(Data extracted from a collection)
= = = = =
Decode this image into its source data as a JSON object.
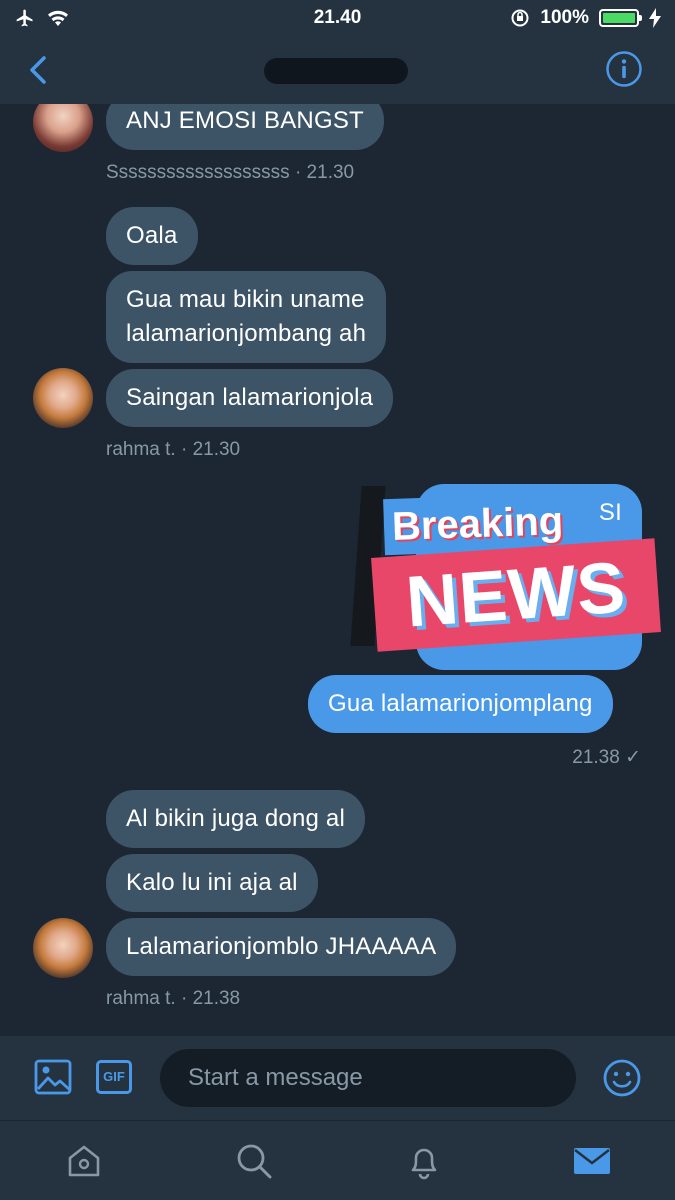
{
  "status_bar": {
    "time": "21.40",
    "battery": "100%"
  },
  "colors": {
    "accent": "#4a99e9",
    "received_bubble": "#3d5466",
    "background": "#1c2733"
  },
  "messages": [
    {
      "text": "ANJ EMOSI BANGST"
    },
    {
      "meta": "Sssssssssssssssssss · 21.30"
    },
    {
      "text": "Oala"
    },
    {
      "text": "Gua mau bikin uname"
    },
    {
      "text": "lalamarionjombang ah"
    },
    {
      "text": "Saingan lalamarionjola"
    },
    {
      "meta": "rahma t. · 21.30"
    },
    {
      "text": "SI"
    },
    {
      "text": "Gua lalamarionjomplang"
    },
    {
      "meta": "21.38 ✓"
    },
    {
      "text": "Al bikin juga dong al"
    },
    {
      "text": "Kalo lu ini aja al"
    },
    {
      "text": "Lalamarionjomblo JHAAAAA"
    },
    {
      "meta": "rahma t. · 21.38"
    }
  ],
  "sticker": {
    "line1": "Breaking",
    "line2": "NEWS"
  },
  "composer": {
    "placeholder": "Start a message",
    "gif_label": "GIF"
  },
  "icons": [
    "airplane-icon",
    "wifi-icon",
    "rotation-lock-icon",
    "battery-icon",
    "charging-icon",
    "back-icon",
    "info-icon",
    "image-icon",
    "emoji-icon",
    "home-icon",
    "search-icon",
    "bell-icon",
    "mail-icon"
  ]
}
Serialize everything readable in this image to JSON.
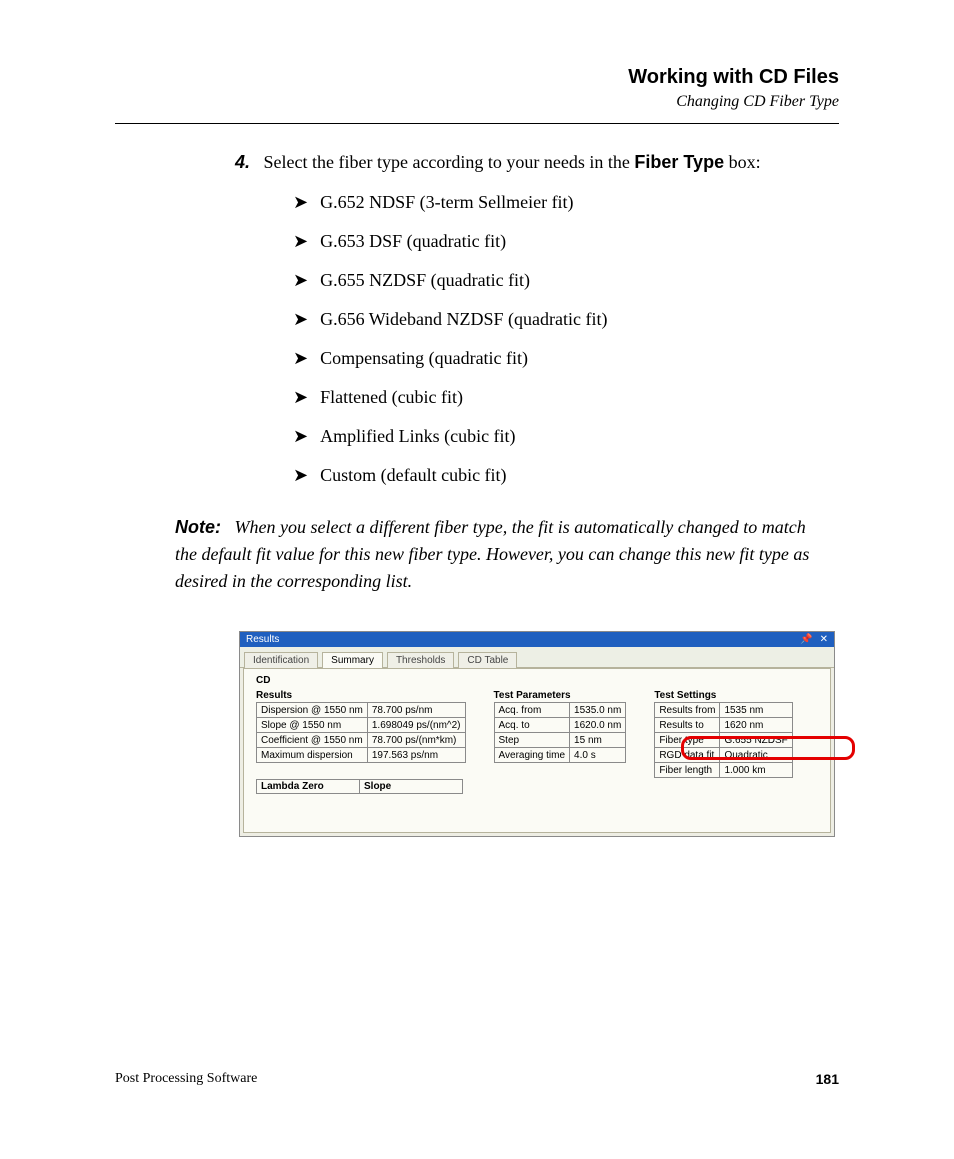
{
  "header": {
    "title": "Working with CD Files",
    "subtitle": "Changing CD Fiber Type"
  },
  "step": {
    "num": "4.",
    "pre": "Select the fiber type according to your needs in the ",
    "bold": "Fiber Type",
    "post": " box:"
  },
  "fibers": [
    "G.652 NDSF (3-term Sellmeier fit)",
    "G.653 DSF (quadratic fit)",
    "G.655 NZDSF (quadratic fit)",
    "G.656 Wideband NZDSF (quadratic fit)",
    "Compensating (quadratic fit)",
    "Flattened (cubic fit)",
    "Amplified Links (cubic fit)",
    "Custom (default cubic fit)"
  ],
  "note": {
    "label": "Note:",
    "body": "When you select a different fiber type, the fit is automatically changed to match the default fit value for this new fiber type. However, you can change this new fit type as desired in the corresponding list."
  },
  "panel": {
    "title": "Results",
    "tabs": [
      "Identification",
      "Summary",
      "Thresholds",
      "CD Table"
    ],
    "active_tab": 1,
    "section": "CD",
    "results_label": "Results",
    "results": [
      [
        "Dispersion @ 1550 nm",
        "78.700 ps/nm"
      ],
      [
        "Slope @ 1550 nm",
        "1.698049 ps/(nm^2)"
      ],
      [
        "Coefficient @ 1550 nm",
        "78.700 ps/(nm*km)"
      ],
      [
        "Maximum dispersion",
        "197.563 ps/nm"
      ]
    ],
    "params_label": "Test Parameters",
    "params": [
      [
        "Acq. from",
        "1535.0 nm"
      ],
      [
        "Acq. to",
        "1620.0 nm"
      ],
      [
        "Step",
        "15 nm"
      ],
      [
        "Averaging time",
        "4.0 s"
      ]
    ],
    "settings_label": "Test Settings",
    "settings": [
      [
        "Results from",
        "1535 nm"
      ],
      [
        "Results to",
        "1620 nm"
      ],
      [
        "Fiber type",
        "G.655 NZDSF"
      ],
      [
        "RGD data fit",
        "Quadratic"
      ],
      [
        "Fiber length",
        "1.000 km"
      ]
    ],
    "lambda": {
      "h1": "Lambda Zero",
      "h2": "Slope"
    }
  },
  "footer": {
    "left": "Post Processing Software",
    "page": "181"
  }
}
= = = = =
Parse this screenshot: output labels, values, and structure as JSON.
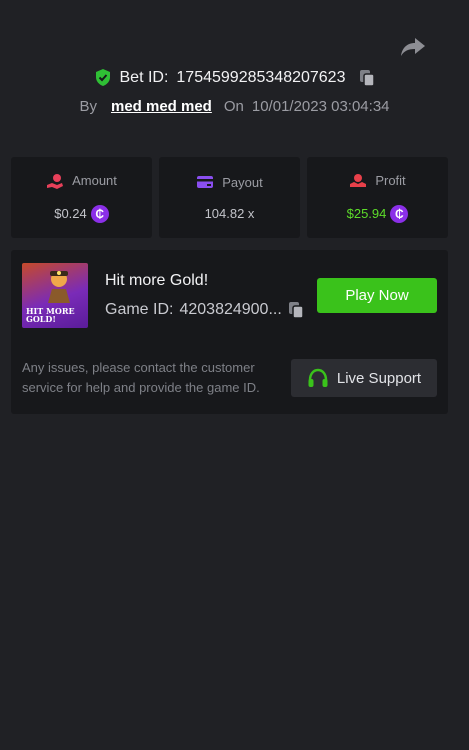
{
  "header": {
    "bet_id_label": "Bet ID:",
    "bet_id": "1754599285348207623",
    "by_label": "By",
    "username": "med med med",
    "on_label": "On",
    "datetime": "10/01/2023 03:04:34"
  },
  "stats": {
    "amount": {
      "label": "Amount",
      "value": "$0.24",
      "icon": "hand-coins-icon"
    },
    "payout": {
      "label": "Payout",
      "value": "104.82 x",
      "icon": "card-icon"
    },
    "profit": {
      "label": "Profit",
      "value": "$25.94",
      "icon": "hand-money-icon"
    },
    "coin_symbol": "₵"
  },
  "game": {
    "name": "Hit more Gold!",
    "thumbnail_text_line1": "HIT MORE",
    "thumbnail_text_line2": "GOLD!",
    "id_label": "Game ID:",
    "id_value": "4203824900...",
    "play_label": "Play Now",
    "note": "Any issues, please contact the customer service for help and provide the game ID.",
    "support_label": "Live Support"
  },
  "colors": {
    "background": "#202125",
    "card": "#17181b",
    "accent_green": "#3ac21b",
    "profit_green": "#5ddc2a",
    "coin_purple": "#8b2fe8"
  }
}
= = = = =
§ The task: Provide only the number of lines in the entries that hold the word "JSON".

§ Worked solution: 3